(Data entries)

◆ ◆ ◆ ◆

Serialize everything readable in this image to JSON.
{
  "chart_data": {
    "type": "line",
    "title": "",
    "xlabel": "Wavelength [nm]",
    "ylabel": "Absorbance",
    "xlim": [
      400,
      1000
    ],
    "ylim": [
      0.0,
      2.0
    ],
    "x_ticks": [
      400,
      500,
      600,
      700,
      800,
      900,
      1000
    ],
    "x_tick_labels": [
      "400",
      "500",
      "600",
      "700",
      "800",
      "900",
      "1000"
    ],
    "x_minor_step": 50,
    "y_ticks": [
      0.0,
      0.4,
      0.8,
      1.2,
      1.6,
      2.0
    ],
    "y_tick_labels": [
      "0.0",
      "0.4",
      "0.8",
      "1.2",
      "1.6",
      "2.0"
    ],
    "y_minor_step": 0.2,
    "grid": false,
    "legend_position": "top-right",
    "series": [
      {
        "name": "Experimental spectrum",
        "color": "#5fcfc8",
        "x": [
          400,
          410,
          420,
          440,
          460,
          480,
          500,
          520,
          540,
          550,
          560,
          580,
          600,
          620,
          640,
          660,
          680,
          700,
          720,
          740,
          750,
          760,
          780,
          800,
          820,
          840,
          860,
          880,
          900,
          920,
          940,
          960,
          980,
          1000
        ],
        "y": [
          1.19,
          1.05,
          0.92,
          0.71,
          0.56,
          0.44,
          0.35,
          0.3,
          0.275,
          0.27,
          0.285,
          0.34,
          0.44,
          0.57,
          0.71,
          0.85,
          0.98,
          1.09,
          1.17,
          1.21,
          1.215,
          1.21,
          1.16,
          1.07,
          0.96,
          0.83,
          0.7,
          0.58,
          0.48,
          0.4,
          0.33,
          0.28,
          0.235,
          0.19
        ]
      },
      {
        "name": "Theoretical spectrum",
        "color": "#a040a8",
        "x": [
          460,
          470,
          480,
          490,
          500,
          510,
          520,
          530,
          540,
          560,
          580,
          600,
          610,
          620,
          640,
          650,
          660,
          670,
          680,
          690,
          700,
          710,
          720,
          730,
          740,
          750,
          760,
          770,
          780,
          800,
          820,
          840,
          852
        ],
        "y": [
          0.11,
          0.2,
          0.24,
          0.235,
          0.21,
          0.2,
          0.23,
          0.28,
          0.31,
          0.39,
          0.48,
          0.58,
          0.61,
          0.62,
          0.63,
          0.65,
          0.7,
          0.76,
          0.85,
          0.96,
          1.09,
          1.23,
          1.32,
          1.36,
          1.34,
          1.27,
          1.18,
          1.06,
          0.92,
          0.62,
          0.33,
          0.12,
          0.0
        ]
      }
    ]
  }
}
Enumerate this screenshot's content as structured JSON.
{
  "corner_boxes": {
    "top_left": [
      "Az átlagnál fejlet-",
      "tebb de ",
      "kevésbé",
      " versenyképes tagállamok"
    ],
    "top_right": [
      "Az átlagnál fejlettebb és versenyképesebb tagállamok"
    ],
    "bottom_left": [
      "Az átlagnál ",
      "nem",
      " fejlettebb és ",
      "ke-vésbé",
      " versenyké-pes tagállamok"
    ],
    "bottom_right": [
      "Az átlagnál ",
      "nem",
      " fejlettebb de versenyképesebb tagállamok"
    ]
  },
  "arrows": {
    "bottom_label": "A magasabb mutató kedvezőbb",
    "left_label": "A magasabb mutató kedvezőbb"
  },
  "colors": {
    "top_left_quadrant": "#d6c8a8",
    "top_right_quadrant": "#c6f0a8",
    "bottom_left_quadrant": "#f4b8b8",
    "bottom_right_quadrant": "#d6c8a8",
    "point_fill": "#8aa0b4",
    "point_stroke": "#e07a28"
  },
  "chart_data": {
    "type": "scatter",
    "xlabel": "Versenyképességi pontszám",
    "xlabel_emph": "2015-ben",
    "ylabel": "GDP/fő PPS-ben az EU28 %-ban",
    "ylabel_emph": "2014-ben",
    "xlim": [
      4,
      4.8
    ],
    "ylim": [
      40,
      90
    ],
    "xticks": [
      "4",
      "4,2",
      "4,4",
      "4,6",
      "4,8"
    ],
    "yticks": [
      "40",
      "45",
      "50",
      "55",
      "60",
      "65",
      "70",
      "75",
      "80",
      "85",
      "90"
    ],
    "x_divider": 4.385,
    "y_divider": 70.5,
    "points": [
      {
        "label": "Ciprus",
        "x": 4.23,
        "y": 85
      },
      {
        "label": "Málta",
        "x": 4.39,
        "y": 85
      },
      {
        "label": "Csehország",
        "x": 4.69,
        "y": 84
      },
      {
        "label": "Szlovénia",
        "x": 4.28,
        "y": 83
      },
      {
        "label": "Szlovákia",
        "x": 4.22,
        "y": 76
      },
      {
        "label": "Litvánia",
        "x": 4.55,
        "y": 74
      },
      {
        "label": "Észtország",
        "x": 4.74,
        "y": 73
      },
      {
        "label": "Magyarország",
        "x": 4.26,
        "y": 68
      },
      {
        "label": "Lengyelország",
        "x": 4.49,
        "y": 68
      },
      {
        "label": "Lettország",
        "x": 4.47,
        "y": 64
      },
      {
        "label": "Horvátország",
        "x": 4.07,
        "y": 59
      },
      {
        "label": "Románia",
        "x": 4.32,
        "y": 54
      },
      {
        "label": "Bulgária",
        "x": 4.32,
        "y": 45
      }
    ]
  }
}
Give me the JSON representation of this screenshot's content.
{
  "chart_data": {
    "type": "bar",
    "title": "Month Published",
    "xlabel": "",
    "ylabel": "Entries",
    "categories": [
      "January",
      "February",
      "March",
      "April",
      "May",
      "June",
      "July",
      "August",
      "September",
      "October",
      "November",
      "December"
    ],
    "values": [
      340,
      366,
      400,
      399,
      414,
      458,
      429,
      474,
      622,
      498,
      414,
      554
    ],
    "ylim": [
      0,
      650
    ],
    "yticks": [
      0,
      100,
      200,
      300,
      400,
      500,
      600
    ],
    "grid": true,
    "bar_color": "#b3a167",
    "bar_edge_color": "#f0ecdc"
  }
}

◆ ◆ ◆ ◆

Task to carry out. Starting at the line that contains "Give me the", output each remaining line of the listing, the last line included, exactly as it appears.

Answer for the task.
Give me the JSON representation of this screenshot's content.
{
  "chart_data": {
    "type": "bar",
    "title": "Month Published",
    "xlabel": "",
    "ylabel": "Entries",
    "categories": [
      "January",
      "February",
      "March",
      "April",
      "May",
      "June",
      "July",
      "August",
      "September",
      "October",
      "November",
      "December"
    ],
    "values": [
      340,
      366,
      400,
      399,
      414,
      458,
      429,
      474,
      622,
      498,
      414,
      554
    ],
    "ylim": [
      0,
      650
    ],
    "yticks": [
      0,
      100,
      200,
      300,
      400,
      500,
      600
    ],
    "grid": true,
    "bar_color": "#b3a167",
    "bar_edge_color": "#f0ecdc"
  }
}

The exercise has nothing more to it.